_TASK DETAILS_
Copy the data below exactly.

[Data records]

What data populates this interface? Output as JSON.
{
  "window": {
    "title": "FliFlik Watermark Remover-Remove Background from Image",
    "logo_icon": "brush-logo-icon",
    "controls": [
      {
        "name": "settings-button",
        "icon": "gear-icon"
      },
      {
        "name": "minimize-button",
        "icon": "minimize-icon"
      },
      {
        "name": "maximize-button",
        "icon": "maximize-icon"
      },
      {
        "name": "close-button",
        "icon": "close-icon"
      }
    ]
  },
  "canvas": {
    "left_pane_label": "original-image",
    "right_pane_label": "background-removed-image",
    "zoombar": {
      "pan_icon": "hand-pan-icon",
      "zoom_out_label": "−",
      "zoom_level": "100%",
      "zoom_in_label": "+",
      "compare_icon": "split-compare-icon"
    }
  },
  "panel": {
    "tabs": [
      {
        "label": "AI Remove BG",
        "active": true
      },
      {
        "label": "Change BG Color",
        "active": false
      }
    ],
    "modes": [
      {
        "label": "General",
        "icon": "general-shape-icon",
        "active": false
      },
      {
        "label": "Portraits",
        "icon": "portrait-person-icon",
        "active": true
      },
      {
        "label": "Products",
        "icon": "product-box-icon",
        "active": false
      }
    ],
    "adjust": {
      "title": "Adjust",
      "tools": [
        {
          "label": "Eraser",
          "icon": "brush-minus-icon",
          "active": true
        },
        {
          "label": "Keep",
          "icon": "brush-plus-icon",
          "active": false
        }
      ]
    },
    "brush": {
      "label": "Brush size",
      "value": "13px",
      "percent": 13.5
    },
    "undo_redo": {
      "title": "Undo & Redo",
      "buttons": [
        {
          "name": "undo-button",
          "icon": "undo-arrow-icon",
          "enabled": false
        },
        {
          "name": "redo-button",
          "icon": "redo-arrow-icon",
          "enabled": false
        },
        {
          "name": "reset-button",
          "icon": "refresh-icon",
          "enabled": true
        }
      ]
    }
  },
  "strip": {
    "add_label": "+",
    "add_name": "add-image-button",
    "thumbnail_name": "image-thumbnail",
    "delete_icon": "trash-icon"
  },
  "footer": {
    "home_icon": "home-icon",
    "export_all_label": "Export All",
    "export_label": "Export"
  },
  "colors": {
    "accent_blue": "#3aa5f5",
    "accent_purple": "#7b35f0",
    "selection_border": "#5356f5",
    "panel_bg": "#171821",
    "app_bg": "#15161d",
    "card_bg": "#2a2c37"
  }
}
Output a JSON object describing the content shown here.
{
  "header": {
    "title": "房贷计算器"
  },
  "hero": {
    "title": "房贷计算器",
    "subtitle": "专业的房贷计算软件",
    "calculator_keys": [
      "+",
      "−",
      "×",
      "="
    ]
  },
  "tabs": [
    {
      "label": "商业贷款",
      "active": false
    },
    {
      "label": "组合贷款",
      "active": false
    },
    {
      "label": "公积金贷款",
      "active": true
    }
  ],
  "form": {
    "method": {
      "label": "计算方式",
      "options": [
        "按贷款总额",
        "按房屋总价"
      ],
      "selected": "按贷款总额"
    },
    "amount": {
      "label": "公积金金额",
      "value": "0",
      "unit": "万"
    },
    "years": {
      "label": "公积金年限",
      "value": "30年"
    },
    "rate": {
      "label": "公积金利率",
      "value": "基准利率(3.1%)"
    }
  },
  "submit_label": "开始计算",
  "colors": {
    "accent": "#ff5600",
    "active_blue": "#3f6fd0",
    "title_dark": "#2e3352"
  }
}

_RESULT FOR THIS TASK_
What data populates this interface? Output as JSON.
{
  "window": {
    "title": "FliFlik Watermark Remover-Remove Background from Image",
    "logo_icon": "brush-logo-icon",
    "controls": [
      {
        "name": "settings-button",
        "icon": "gear-icon"
      },
      {
        "name": "minimize-button",
        "icon": "minimize-icon"
      },
      {
        "name": "maximize-button",
        "icon": "maximize-icon"
      },
      {
        "name": "close-button",
        "icon": "close-icon"
      }
    ]
  },
  "canvas": {
    "left_pane_label": "original-image",
    "right_pane_label": "background-removed-image",
    "zoombar": {
      "pan_icon": "hand-pan-icon",
      "zoom_out_label": "−",
      "zoom_level": "100%",
      "zoom_in_label": "+",
      "compare_icon": "split-compare-icon"
    }
  },
  "panel": {
    "tabs": [
      {
        "label": "AI Remove BG",
        "active": true
      },
      {
        "label": "Change BG Color",
        "active": false
      }
    ],
    "modes": [
      {
        "label": "General",
        "icon": "general-shape-icon",
        "active": false
      },
      {
        "label": "Portraits",
        "icon": "portrait-person-icon",
        "active": true
      },
      {
        "label": "Products",
        "icon": "product-box-icon",
        "active": false
      }
    ],
    "adjust": {
      "title": "Adjust",
      "tools": [
        {
          "label": "Eraser",
          "icon": "brush-minus-icon",
          "active": true
        },
        {
          "label": "Keep",
          "icon": "brush-plus-icon",
          "active": false
        }
      ]
    },
    "brush": {
      "label": "Brush size",
      "value": "13px",
      "percent": 13.5
    },
    "undo_redo": {
      "title": "Undo & Redo",
      "buttons": [
        {
          "name": "undo-button",
          "icon": "undo-arrow-icon",
          "enabled": false
        },
        {
          "name": "redo-button",
          "icon": "redo-arrow-icon",
          "enabled": false
        },
        {
          "name": "reset-button",
          "icon": "refresh-icon",
          "enabled": true
        }
      ]
    }
  },
  "strip": {
    "add_label": "+",
    "add_name": "add-image-button",
    "thumbnail_name": "image-thumbnail",
    "delete_icon": "trash-icon"
  },
  "footer": {
    "home_icon": "home-icon",
    "export_all_label": "Export All",
    "export_label": "Export"
  },
  "colors": {
    "accent_blue": "#3aa5f5",
    "accent_purple": "#7b35f0",
    "selection_border": "#5356f5",
    "panel_bg": "#171821",
    "app_bg": "#15161d",
    "card_bg": "#2a2c37"
  }
}
Output a JSON object describing the content shown here.
{
  "header": {
    "title": "房贷计算器"
  },
  "hero": {
    "title": "房贷计算器",
    "subtitle": "专业的房贷计算软件",
    "calculator_keys": [
      "+",
      "−",
      "×",
      "="
    ]
  },
  "tabs": [
    {
      "label": "商业贷款",
      "active": false
    },
    {
      "label": "组合贷款",
      "active": false
    },
    {
      "label": "公积金贷款",
      "active": true
    }
  ],
  "form": {
    "method": {
      "label": "计算方式",
      "options": [
        "按贷款总额",
        "按房屋总价"
      ],
      "selected": "按贷款总额"
    },
    "amount": {
      "label": "公积金金额",
      "value": "0",
      "unit": "万"
    },
    "years": {
      "label": "公积金年限",
      "value": "30年"
    },
    "rate": {
      "label": "公积金利率",
      "value": "基准利率(3.1%)"
    }
  },
  "submit_label": "开始计算",
  "colors": {
    "accent": "#ff5600",
    "active_blue": "#3f6fd0",
    "title_dark": "#2e3352"
  }
}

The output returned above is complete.